* Reading text:
/---
From mboxrd@z Thu Jan  1 00:00:00 1970
From: "Paul E. McKenney" <paulmck@linux.vnet.ibm.com>
Subject: Re: Ottawa and slow hash-table resize
Date: Mon, 23 Feb 2015 14:35:14 -0800
Message-ID: <20150223223514.GB15405@linux.vnet.ibm.com>
References: <20150223184904.GA24955@linux.vnet.ibm.com>
 <20150223210037.GA806@casper.infradead.org>
Reply-To: paulmck@linux.vnet.ibm.com
Mime-Version: 1.0
Content-Type: text/plain; charset=us-ascii
Cc: alexei.starovoitov@gmail.com, herbert@gondor.apana.org.au,
	kaber@trash.net, davem@davemloft.net, ying.xue@windriver.com,
	netdev@vger.kernel.org, netfilter-devel@vger.kernel.org,
	josh@joshtriplett.org
To: Thomas Graf <tgraf@suug.ch>
Return-path: <netdev-owner@vger.kernel.org>
Content-Disposition: inline
In-Reply-To: <20150223210037.GA806@casper.infradead.org>
Sender: netdev-owner@vger.kernel.org
List-Id: netfilter-devel.vger.kernel.org

On Mon, Feb 23, 2015 at 09:00:37PM +0000, Thomas Graf wrote:
> On 02/23/15 at 10:49am, Paul E. McKenney wrote:
> > Hello!
> > 
> > Alexei mentioned that there was some excitement a couple of weeks ago in
> > Ottawa, something about the resizing taking forever when there were large
> > numbers of concurrent additions.  One approach comes to mind:
> > 
> > o	Currently, the hash table does not allow additions concurrently
> > 	with resize operations.  One way to allow this would be to
> > 	have the addition operations add to the new hash table at the
> > 	head of the lists.  This would clearly require also updating the
> > 	pointers used to control the unzip operation.
> 
> I've already added this. Additions and removals can occur in
> parallel to the resize and will go to the head of the new chain.

Good!  (I guess I got confused by one of the comments.  Then again,
I was looking at 3.19.)

> > o	Count the number of entries added during the resize operation.
> > 	Then, at the end of the resize operation, if enough entries have
> > 	been added, do a resize, but by multiple factors of two if
> > 	need be.
\---
* Problems to solve:
A - Please echo part of the hash-table resize email above, beginning at the words "On Mon, Feb" and stopping after "the unzip operation.".
B - According to the hash-table resize email above, where do additions and removals go when they occur in parallel with a resize?

* Data provided:
/---
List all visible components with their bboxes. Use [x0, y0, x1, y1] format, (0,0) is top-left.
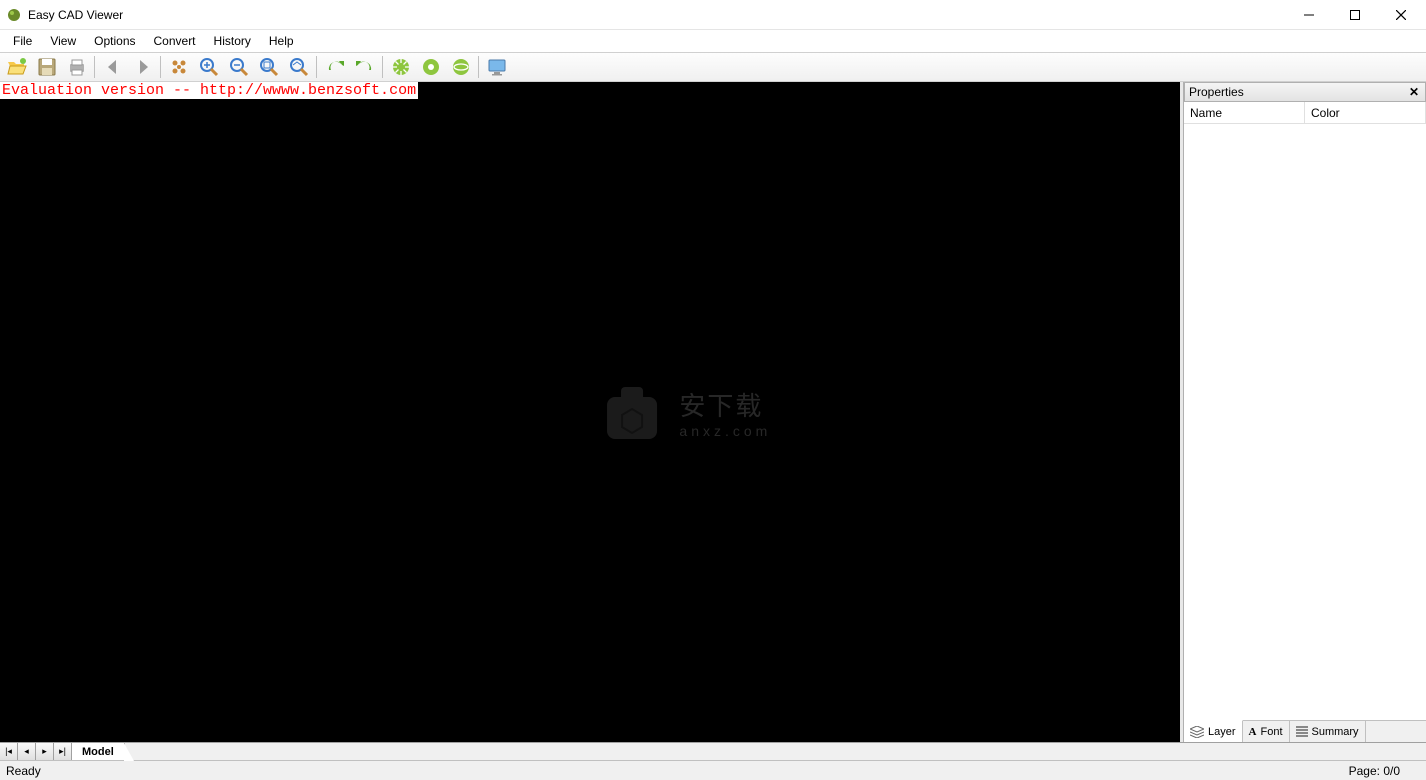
\---
* Final answers:
A -
On Mon, Feb 23, 2015 at 09:00:37PM +0000, Thomas Graf wrote:
> On 02/23/15 at 10:49am, Paul E. McKenney wrote:
> > Hello!
> > 
> > Alexei mentioned that there was some excitement a couple of weeks ago in
> > Ottawa, something about the resizing taking forever when there were large
> > numbers of concurrent additions.  One approach comes to mind:
> > 
> > o	Currently, the hash table does not allow additions concurrently
> > 	with resize operations.  One way to allow this would be to
> > 	have the addition operations add to the new hash table at the
> > 	head of the lists.  This would clearly require also updating the
> > 	pointers used to control the unzip operation.

B - To the head of the new chain.